** begin MATERIALS PROVIDED **

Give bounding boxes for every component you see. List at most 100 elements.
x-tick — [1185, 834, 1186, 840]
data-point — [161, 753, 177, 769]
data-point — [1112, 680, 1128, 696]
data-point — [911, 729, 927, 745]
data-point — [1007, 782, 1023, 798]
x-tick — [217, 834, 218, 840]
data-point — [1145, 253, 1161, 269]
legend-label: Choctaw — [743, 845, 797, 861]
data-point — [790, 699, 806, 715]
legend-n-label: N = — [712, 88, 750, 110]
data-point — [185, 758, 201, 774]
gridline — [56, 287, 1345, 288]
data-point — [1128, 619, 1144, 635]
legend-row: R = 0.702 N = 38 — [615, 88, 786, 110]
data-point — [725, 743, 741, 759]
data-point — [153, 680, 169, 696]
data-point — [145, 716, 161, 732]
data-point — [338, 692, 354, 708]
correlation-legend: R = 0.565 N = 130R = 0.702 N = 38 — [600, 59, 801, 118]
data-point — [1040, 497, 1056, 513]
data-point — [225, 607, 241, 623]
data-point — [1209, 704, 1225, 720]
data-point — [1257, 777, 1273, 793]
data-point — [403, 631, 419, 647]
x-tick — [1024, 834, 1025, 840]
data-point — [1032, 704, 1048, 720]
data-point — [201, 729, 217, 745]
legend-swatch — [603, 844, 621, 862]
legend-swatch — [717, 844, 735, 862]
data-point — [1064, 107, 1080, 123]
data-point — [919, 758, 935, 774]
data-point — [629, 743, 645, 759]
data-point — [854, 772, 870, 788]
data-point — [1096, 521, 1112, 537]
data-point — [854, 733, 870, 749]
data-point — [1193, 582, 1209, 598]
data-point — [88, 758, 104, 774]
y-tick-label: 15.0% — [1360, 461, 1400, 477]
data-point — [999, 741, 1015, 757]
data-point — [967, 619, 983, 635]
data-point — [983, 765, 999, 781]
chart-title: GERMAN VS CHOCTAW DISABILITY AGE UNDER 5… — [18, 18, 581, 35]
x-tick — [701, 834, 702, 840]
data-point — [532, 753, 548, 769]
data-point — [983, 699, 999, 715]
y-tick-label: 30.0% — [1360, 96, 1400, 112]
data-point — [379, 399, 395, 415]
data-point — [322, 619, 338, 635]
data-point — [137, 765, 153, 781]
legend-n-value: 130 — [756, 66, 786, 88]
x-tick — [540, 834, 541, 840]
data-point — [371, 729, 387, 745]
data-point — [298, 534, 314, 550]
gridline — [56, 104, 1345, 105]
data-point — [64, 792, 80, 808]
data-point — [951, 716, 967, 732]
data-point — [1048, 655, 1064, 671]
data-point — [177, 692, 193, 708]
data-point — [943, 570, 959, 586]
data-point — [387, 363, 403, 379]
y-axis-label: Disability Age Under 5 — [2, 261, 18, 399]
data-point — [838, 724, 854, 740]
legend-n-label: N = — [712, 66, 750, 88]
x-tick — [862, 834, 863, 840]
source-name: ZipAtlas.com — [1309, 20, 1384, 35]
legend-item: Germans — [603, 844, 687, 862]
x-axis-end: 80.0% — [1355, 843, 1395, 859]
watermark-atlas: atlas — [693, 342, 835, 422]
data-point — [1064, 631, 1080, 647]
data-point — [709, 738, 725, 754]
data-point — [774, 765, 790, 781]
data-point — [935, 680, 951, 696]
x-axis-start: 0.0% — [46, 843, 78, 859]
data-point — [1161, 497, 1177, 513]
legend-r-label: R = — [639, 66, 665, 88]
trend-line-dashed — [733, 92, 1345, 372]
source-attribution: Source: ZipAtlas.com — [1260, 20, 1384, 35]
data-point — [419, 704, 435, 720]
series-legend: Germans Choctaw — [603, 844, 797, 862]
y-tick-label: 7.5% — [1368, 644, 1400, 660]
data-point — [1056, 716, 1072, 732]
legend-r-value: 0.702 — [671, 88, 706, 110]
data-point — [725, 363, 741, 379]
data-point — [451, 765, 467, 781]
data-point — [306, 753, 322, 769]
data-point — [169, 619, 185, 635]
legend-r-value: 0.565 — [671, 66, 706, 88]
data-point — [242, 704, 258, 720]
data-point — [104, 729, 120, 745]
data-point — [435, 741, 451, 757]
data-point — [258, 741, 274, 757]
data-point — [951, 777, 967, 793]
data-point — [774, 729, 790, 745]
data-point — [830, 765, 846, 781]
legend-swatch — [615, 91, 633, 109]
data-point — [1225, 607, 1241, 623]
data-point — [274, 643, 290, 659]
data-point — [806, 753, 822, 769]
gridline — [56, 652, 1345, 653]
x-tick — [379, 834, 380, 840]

** end MATERIALS PROVIDED **

[TASK PROMPT] Reproduce the material above word for word, starting with its first line and continuing through the line that contains "data-point — [338, 692, 354, 708]".

[SOLUTION TO THIS TASK]
Give bounding boxes for every component you see. List at most 100 elements.
x-tick — [1185, 834, 1186, 840]
data-point — [161, 753, 177, 769]
data-point — [1112, 680, 1128, 696]
data-point — [911, 729, 927, 745]
data-point — [1007, 782, 1023, 798]
x-tick — [217, 834, 218, 840]
data-point — [1145, 253, 1161, 269]
legend-label: Choctaw — [743, 845, 797, 861]
data-point — [790, 699, 806, 715]
legend-n-label: N = — [712, 88, 750, 110]
data-point — [185, 758, 201, 774]
gridline — [56, 287, 1345, 288]
data-point — [1128, 619, 1144, 635]
legend-row: R = 0.702 N = 38 — [615, 88, 786, 110]
data-point — [725, 743, 741, 759]
data-point — [153, 680, 169, 696]
data-point — [145, 716, 161, 732]
data-point — [338, 692, 354, 708]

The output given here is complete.